Recorded data -
┌────────

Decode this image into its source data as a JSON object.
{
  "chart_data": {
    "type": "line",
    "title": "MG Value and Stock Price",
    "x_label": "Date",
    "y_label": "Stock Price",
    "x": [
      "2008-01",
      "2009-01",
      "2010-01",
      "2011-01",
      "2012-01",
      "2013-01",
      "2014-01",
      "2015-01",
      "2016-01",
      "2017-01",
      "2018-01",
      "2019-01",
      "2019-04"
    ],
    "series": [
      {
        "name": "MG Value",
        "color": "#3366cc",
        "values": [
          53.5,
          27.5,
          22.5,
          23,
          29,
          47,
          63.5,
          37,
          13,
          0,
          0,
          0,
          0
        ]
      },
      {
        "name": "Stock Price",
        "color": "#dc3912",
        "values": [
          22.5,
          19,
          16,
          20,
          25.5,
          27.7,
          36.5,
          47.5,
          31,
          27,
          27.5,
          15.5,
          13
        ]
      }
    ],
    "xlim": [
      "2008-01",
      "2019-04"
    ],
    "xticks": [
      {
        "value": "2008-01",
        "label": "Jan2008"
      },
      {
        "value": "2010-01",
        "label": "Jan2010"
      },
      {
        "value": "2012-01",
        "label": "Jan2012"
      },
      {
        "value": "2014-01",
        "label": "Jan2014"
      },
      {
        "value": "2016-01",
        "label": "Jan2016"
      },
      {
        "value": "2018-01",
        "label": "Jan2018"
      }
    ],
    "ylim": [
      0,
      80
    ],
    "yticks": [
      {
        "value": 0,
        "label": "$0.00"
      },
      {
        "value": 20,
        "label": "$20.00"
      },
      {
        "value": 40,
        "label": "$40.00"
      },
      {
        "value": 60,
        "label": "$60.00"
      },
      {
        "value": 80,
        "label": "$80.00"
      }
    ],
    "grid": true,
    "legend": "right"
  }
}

└────────

STATED TASK - Please quote the records above exactly, without skipping a line.

TASK RESPONSE -
Decode this image into its source data as a JSON object.
{
  "chart_data": {
    "type": "line",
    "title": "MG Value and Stock Price",
    "x_label": "Date",
    "y_label": "Stock Price",
    "x": [
      "2008-01",
      "2009-01",
      "2010-01",
      "2011-01",
      "2012-01",
      "2013-01",
      "2014-01",
      "2015-01",
      "2016-01",
      "2017-01",
      "2018-01",
      "2019-01",
      "2019-04"
    ],
    "series": [
      {
        "name": "MG Value",
        "color": "#3366cc",
        "values": [
          53.5,
          27.5,
          22.5,
          23,
          29,
          47,
          63.5,
          37,
          13,
          0,
          0,
          0,
          0
        ]
      },
      {
        "name": "Stock Price",
        "color": "#dc3912",
        "values": [
          22.5,
          19,
          16,
          20,
          25.5,
          27.7,
          36.5,
          47.5,
          31,
          27,
          27.5,
          15.5,
          13
        ]
      }
    ],
    "xlim": [
      "2008-01",
      "2019-04"
    ],
    "xticks": [
      {
        "value": "2008-01",
        "label": "Jan2008"
      },
      {
        "value": "2010-01",
        "label": "Jan2010"
      },
      {
        "value": "2012-01",
        "label": "Jan2012"
      },
      {
        "value": "2014-01",
        "label": "Jan2014"
      },
      {
        "value": "2016-01",
        "label": "Jan2016"
      },
      {
        "value": "2018-01",
        "label": "Jan2018"
      }
    ],
    "ylim": [
      0,
      80
    ],
    "yticks": [
      {
        "value": 0,
        "label": "$0.00"
      },
      {
        "value": 20,
        "label": "$20.00"
      },
      {
        "value": 40,
        "label": "$40.00"
      },
      {
        "value": 60,
        "label": "$60.00"
      },
      {
        "value": 80,
        "label": "$80.00"
      }
    ],
    "grid": true,
    "legend": "right"
  }
}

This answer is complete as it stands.